═══ INPUT MATERIAL ═══
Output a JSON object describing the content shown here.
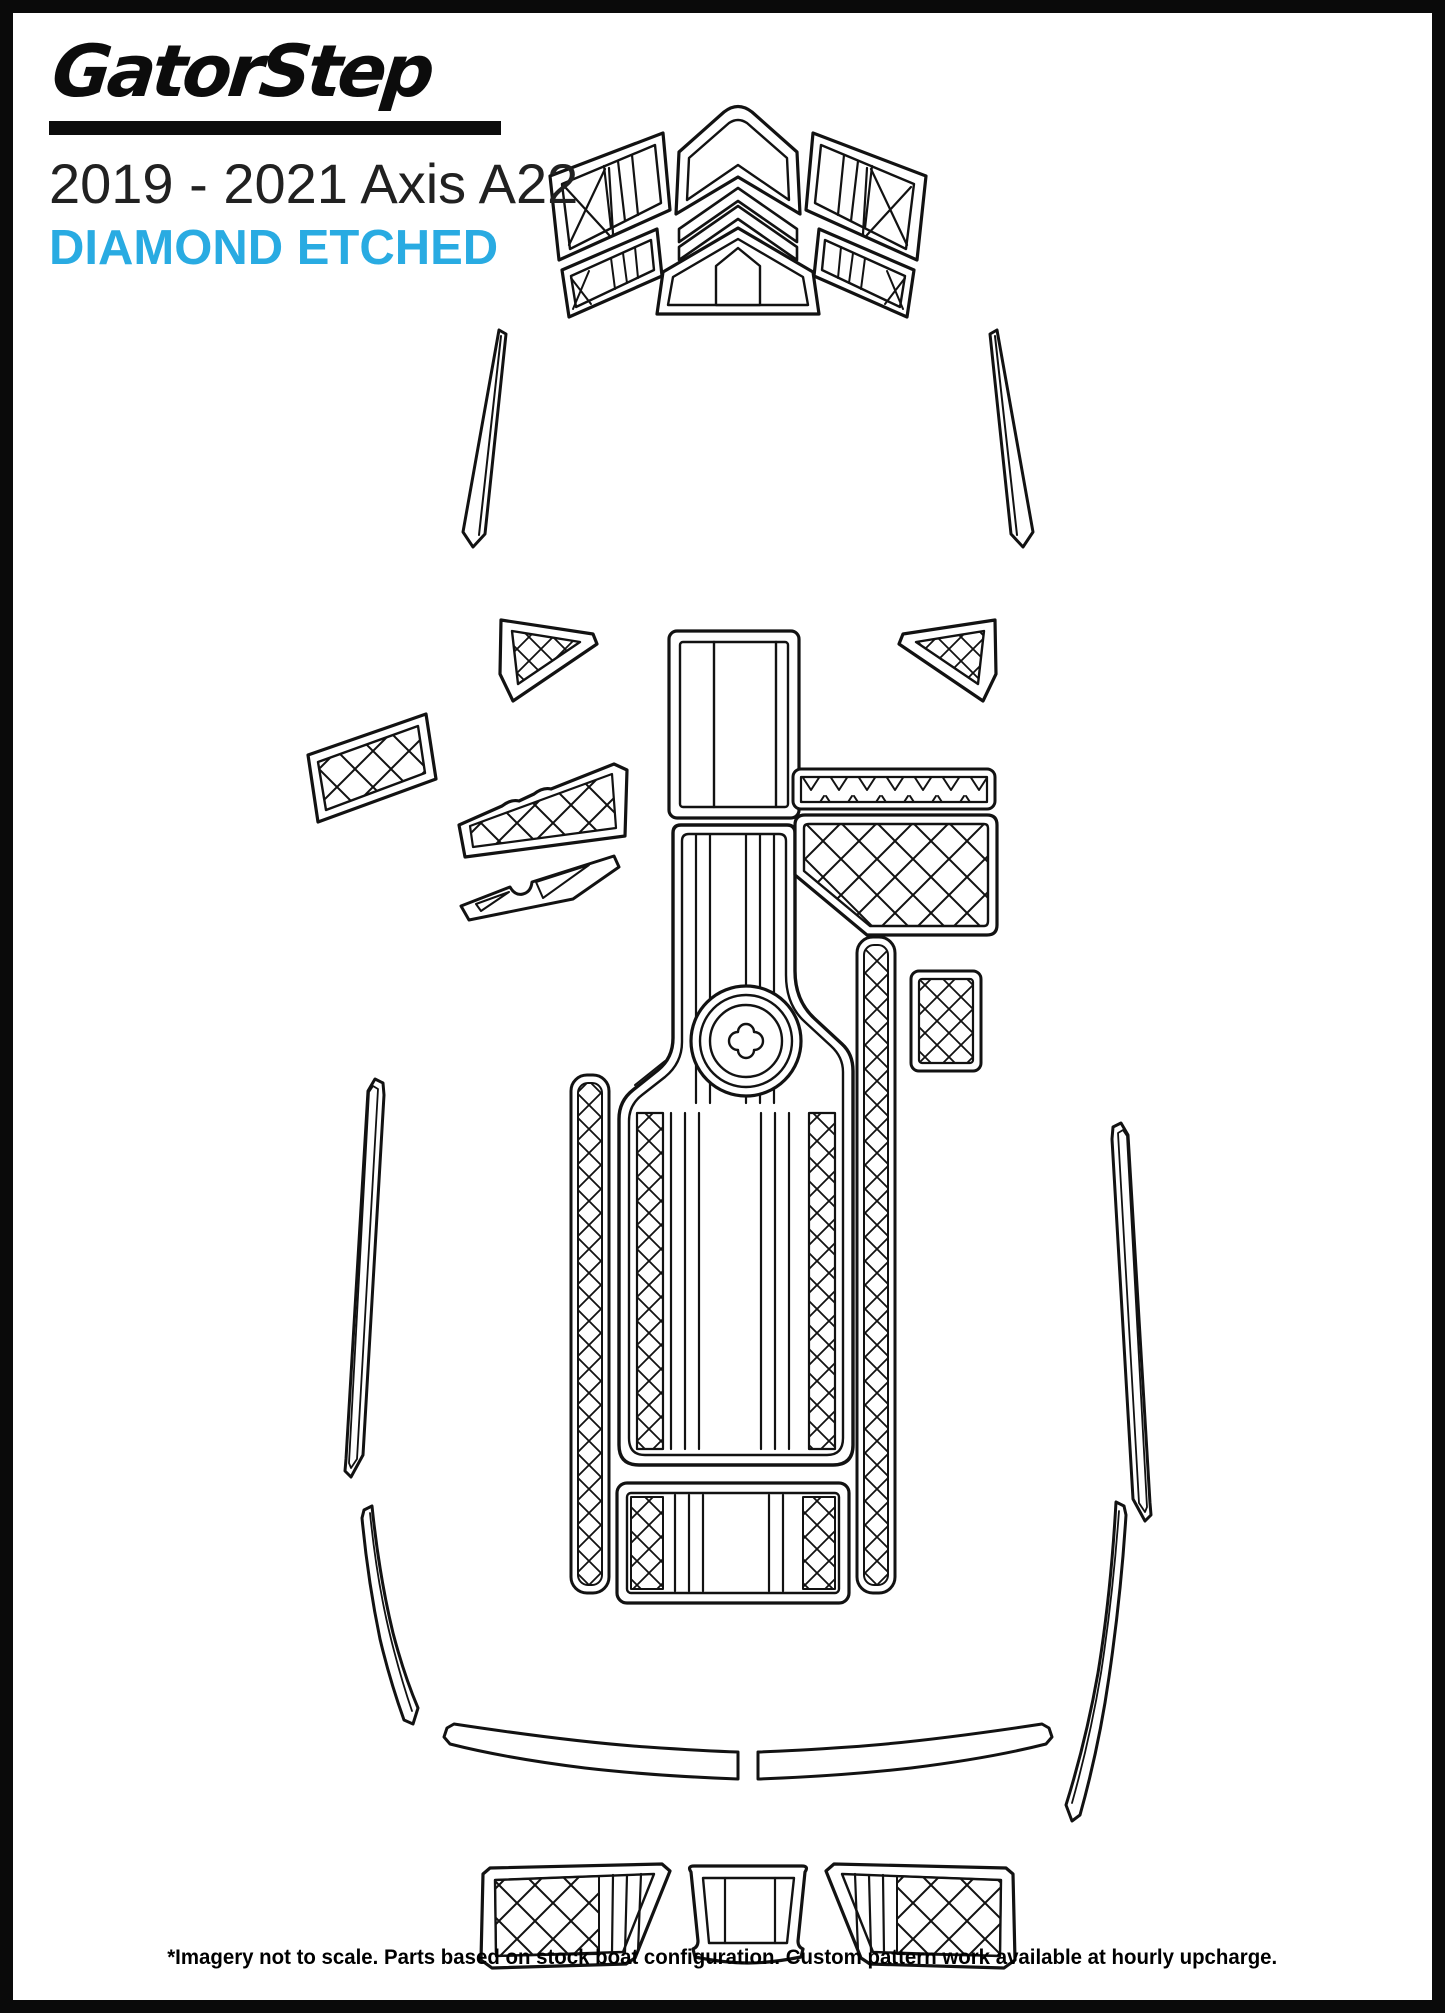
{
  "page": {
    "background": "#ffffff",
    "frame_color": "#0a0a0a"
  },
  "header": {
    "logo_text": "GatorStep",
    "title": "2019 - 2021 Axis A22",
    "subtitle": "DIAMOND ETCHED",
    "subtitle_color": "#29ABE2",
    "text_color": "#212121"
  },
  "footer": {
    "disclaimer": "*Imagery not to scale. Parts based on stock boat configuration. Custom pattern work available at hourly upcharge."
  },
  "diagram": {
    "stroke_color": "#121212",
    "pattern_styles": [
      "diamond-lattice",
      "zigzag-triangles",
      "vertical-stripes",
      "x-cross"
    ],
    "parts": [
      "bow-port-upper-pad",
      "bow-port-lower-pad",
      "bow-center-upper-pad",
      "bow-chevron-band-1",
      "bow-chevron-band-2",
      "bow-center-lower-pad",
      "bow-starboard-upper-pad",
      "bow-starboard-lower-pad",
      "windshield-port-strip",
      "windshield-starboard-strip",
      "port-triangle-pad",
      "starboard-triangle-pad",
      "port-bow-step-pad",
      "port-sidewall-upper-pad",
      "port-sidewall-lower-pad",
      "walkway-top-pad",
      "main-floor-pad",
      "ski-pylon-circle",
      "rear-bench-pad",
      "port-border-strip",
      "starboard-border-strip",
      "starboard-zigzag-strip",
      "starboard-locker-pad",
      "starboard-small-pad",
      "port-gunwale-strip",
      "starboard-gunwale-strip",
      "port-rear-curved-strip",
      "starboard-rear-curved-strip",
      "swim-platform-port-half",
      "swim-platform-starboard-half",
      "transom-port-pad",
      "transom-center-pad",
      "transom-starboard-pad"
    ]
  }
}
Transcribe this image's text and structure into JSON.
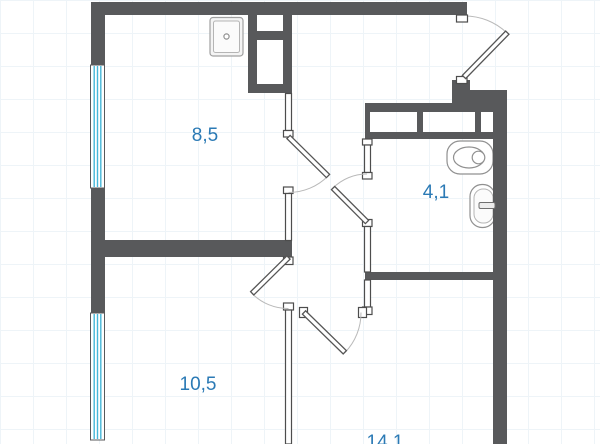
{
  "rooms": [
    {
      "name": "kitchen-living",
      "area_label": "8,5"
    },
    {
      "name": "bathroom",
      "area_label": "4,1"
    },
    {
      "name": "room-lower-left",
      "area_label": "10,5"
    },
    {
      "name": "room-lower-right",
      "area_label": "14,1"
    }
  ],
  "colors": {
    "wall": "#58595b",
    "window_glass": "#45b7d9",
    "room_label": "#2b7ab5",
    "door_arc": "#b9b9b9",
    "fixture_outline": "#909090"
  },
  "fixtures": [
    {
      "icon": "kitchen-sink-icon"
    },
    {
      "icon": "toilet-icon"
    },
    {
      "icon": "washbasin-icon"
    }
  ]
}
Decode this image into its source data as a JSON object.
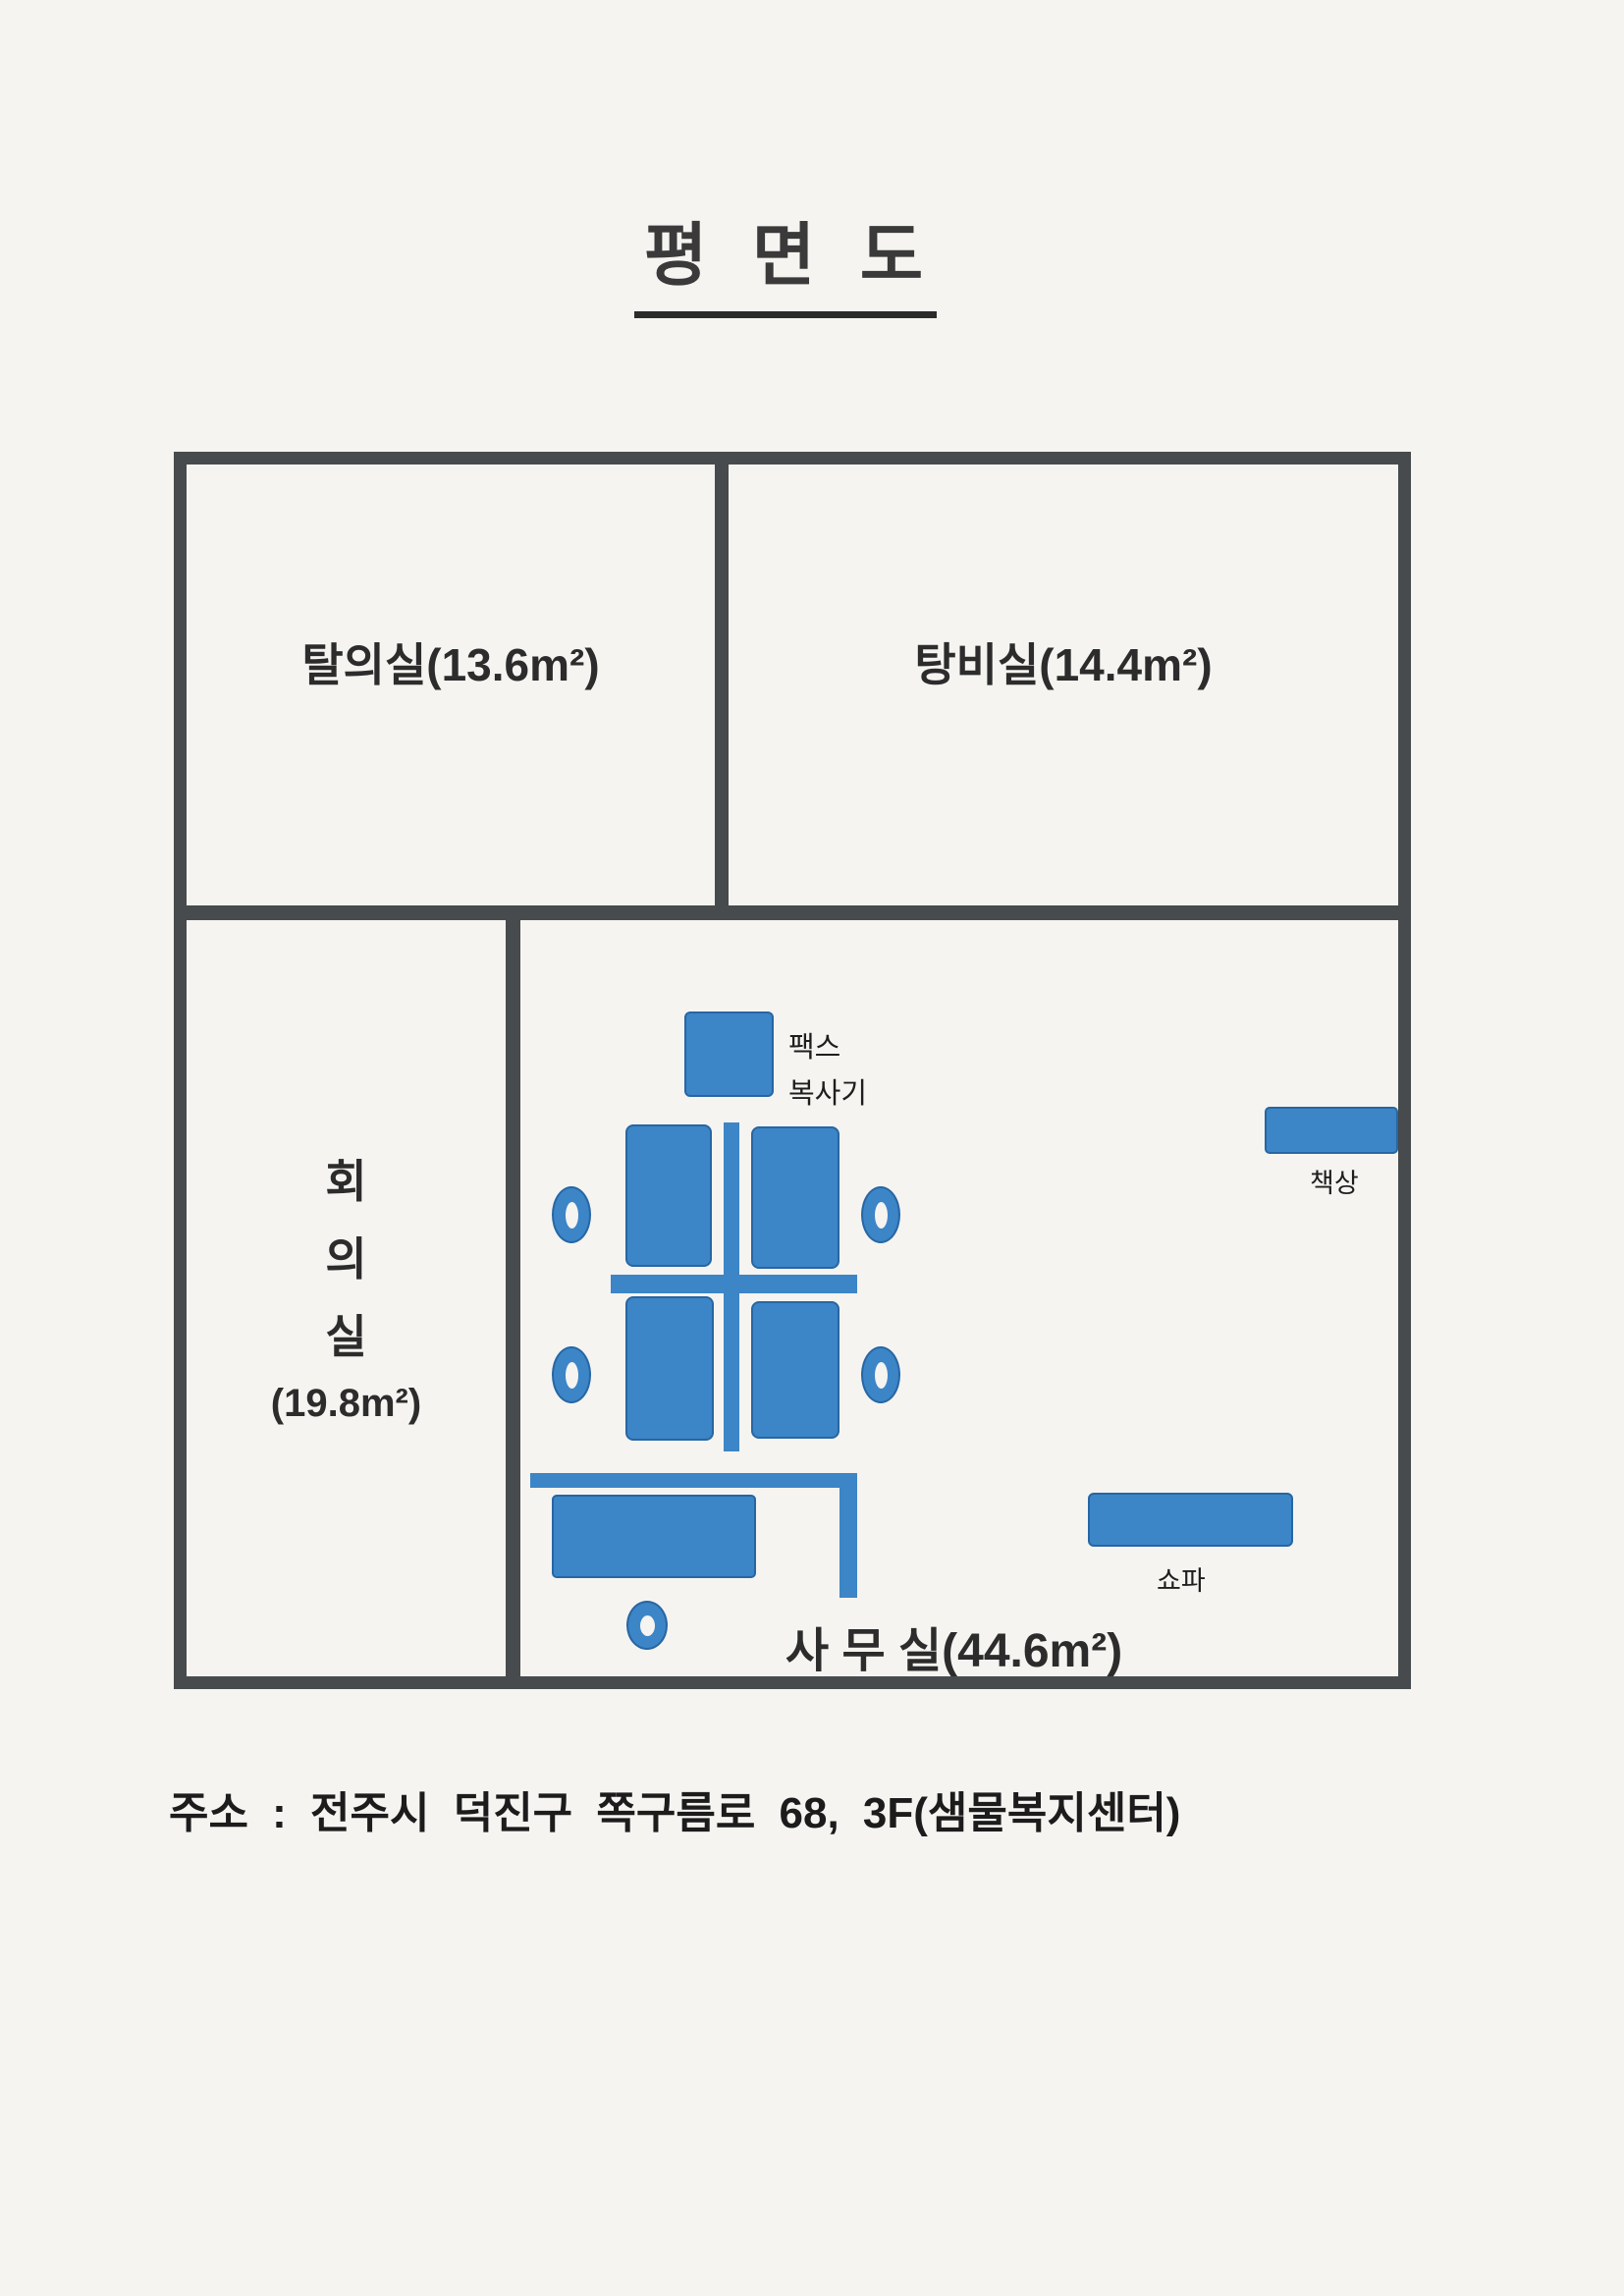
{
  "title": "평 면 도",
  "rooms": {
    "dressing_label": "탈의실(13.6m²)",
    "pantry_label": "탕비실(14.4m²)",
    "meeting": {
      "char1": "회",
      "char2": "의",
      "char3": "실",
      "area": "(19.8m²)"
    },
    "office_label": "사 무 실(44.6m²)"
  },
  "furniture": {
    "fax_line1": "팩스",
    "fax_line2": "복사기",
    "desk_label": "책상",
    "sofa_label": "쇼파"
  },
  "footer": {
    "address": "주소 : 전주시 덕진구 쪽구름로 68, 3F(샘물복지센터)"
  },
  "colors": {
    "furniture_blue": "#3c85c7",
    "furniture_border": "#2766a3",
    "wall_gray": "#474b4d",
    "paper": "#f5f4f1",
    "ink": "#2d2d2d"
  }
}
═══
TASK DIRECTIONS ->
Go through the listing above and write it out again exactly, dropping the pictures.

EXPECTED OUTPUT ->
Output a JSON object describing the content shown here.
{
  "page": {
    "background": "#ffffff",
    "frame_color": "#0a0a0a"
  },
  "header": {
    "logo_text": "GatorStep",
    "title": "2019 - 2021 Axis A22",
    "subtitle": "DIAMOND ETCHED",
    "subtitle_color": "#29ABE2",
    "text_color": "#212121"
  },
  "footer": {
    "disclaimer": "*Imagery not to scale. Parts based on stock boat configuration. Custom pattern work available at hourly upcharge."
  },
  "diagram": {
    "stroke_color": "#121212",
    "pattern_styles": [
      "diamond-lattice",
      "zigzag-triangles",
      "vertical-stripes",
      "x-cross"
    ],
    "parts": [
      "bow-port-upper-pad",
      "bow-port-lower-pad",
      "bow-center-upper-pad",
      "bow-chevron-band-1",
      "bow-chevron-band-2",
      "bow-center-lower-pad",
      "bow-starboard-upper-pad",
      "bow-starboard-lower-pad",
      "windshield-port-strip",
      "windshield-starboard-strip",
      "port-triangle-pad",
      "starboard-triangle-pad",
      "port-bow-step-pad",
      "port-sidewall-upper-pad",
      "port-sidewall-lower-pad",
      "walkway-top-pad",
      "main-floor-pad",
      "ski-pylon-circle",
      "rear-bench-pad",
      "port-border-strip",
      "starboard-border-strip",
      "starboard-zigzag-strip",
      "starboard-locker-pad",
      "starboard-small-pad",
      "port-gunwale-strip",
      "starboard-gunwale-strip",
      "port-rear-curved-strip",
      "starboard-rear-curved-strip",
      "swim-platform-port-half",
      "swim-platform-starboard-half",
      "transom-port-pad",
      "transom-center-pad",
      "transom-starboard-pad"
    ]
  }
}
Transcribe this image's text and structure into JSON.
{
  "rooms": [
    {
      "name": "kitchen-living",
      "area_label": "8,5"
    },
    {
      "name": "bathroom",
      "area_label": "4,1"
    },
    {
      "name": "room-lower-left",
      "area_label": "10,5"
    },
    {
      "name": "room-lower-right",
      "area_label": "14,1"
    }
  ],
  "colors": {
    "wall": "#58595b",
    "window_glass": "#45b7d9",
    "room_label": "#2b7ab5",
    "door_arc": "#b9b9b9",
    "fixture_outline": "#909090"
  },
  "fixtures": [
    {
      "icon": "kitchen-sink-icon"
    },
    {
      "icon": "toilet-icon"
    },
    {
      "icon": "washbasin-icon"
    }
  ]
}
Decode this image into its source data as a JSON object.
{
  "title": "평 면 도",
  "rooms": {
    "dressing_label": "탈의실(13.6m²)",
    "pantry_label": "탕비실(14.4m²)",
    "meeting": {
      "char1": "회",
      "char2": "의",
      "char3": "실",
      "area": "(19.8m²)"
    },
    "office_label": "사 무 실(44.6m²)"
  },
  "furniture": {
    "fax_line1": "팩스",
    "fax_line2": "복사기",
    "desk_label": "책상",
    "sofa_label": "쇼파"
  },
  "footer": {
    "address": "주소 : 전주시 덕진구 쪽구름로 68, 3F(샘물복지센터)"
  },
  "colors": {
    "furniture_blue": "#3c85c7",
    "furniture_border": "#2766a3",
    "wall_gray": "#474b4d",
    "paper": "#f5f4f1",
    "ink": "#2d2d2d"
  }
}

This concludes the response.